> _WHAT YOU WILL DO_: Search the material below for the string "image" and extract each line that has it.
========
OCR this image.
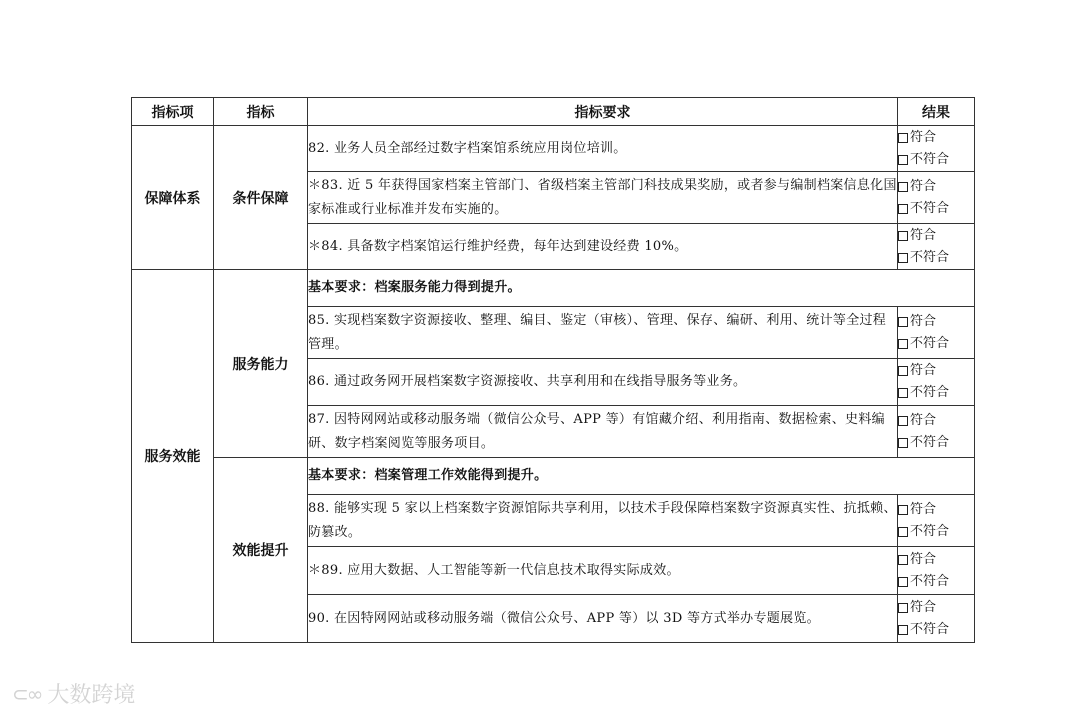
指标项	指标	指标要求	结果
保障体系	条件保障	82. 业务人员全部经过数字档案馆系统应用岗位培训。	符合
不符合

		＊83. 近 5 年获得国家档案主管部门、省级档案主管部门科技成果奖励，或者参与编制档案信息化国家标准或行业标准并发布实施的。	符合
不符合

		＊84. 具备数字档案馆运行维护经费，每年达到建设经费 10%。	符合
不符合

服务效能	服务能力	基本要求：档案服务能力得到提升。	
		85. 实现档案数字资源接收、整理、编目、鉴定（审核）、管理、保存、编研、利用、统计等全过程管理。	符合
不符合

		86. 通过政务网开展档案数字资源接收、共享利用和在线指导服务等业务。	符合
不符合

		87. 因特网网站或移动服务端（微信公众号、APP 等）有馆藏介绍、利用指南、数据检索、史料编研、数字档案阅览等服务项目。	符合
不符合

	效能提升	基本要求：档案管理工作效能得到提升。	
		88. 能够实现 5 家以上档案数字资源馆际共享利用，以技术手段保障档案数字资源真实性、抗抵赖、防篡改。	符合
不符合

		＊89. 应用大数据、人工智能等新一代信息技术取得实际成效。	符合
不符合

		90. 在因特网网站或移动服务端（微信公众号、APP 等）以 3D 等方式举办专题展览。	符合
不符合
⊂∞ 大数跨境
========
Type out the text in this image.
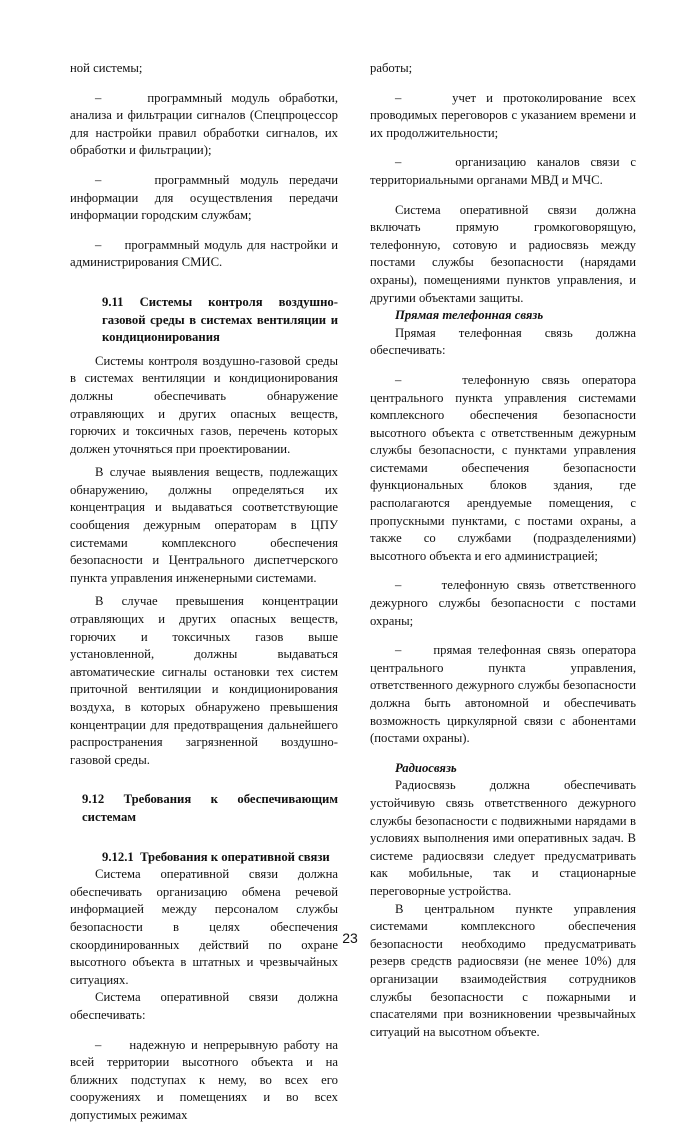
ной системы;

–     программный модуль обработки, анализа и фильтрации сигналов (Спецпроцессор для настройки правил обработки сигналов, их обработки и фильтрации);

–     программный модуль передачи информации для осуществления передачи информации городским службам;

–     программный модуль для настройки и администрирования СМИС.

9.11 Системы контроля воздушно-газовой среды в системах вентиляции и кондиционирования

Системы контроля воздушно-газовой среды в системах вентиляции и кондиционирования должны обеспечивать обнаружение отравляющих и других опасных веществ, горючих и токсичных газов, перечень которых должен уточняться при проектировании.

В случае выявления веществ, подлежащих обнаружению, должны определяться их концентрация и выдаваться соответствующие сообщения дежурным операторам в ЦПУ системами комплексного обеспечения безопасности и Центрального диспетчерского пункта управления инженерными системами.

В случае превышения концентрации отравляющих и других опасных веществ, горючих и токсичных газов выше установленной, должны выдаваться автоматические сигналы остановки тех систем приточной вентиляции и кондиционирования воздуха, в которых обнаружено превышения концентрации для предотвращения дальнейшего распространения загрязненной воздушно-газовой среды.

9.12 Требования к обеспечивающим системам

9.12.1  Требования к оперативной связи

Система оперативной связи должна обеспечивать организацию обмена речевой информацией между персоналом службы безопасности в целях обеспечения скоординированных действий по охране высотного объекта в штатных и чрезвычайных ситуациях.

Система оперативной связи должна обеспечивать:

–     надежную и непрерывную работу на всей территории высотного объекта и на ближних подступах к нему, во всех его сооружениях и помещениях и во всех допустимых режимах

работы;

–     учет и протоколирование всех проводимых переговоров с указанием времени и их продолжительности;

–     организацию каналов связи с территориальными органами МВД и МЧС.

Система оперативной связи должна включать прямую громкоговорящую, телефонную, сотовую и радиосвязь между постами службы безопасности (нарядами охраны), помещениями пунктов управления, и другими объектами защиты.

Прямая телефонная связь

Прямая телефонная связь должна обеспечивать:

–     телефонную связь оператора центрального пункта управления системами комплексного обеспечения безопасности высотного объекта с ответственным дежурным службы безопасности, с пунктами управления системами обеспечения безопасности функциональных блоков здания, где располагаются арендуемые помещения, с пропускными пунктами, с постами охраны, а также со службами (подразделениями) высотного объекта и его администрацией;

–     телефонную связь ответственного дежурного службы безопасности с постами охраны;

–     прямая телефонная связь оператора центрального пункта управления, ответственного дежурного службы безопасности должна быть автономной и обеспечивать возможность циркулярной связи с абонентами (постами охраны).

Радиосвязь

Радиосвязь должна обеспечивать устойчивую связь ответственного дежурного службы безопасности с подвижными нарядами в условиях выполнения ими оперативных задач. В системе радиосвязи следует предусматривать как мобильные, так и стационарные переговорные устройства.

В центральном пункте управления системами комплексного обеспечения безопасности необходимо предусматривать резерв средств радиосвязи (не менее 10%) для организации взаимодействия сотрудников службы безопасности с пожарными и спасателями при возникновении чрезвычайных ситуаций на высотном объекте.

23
========
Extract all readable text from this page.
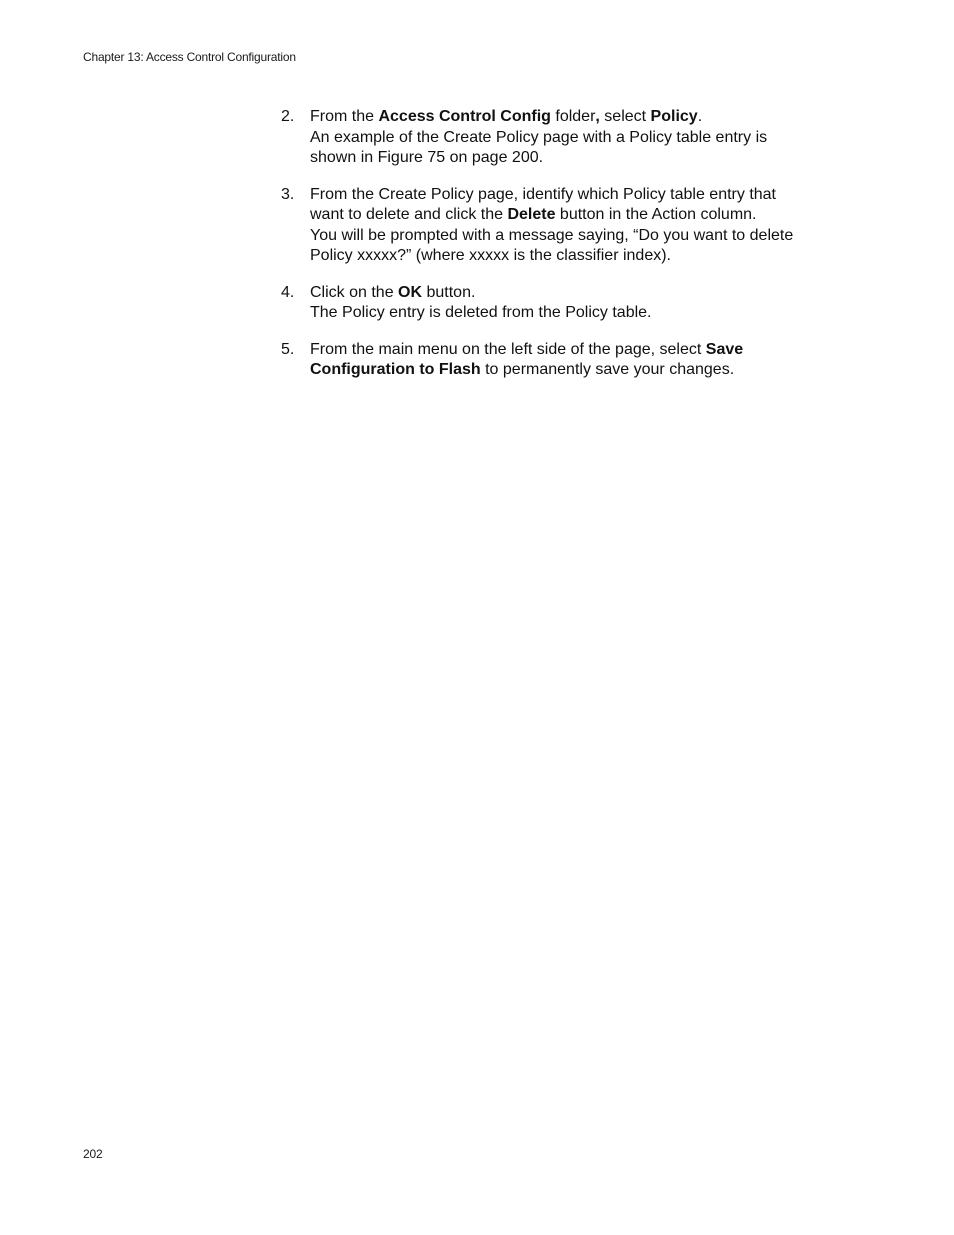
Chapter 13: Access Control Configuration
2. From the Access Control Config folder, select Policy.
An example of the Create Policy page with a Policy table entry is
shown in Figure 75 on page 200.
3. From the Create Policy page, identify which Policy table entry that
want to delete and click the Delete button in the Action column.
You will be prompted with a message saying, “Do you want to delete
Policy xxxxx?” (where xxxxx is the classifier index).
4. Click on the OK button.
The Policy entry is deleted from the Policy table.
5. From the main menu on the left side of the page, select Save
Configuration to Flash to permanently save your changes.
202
========
> _EXERCISE RESULT_:
OCR this image.
Type out the text in this image.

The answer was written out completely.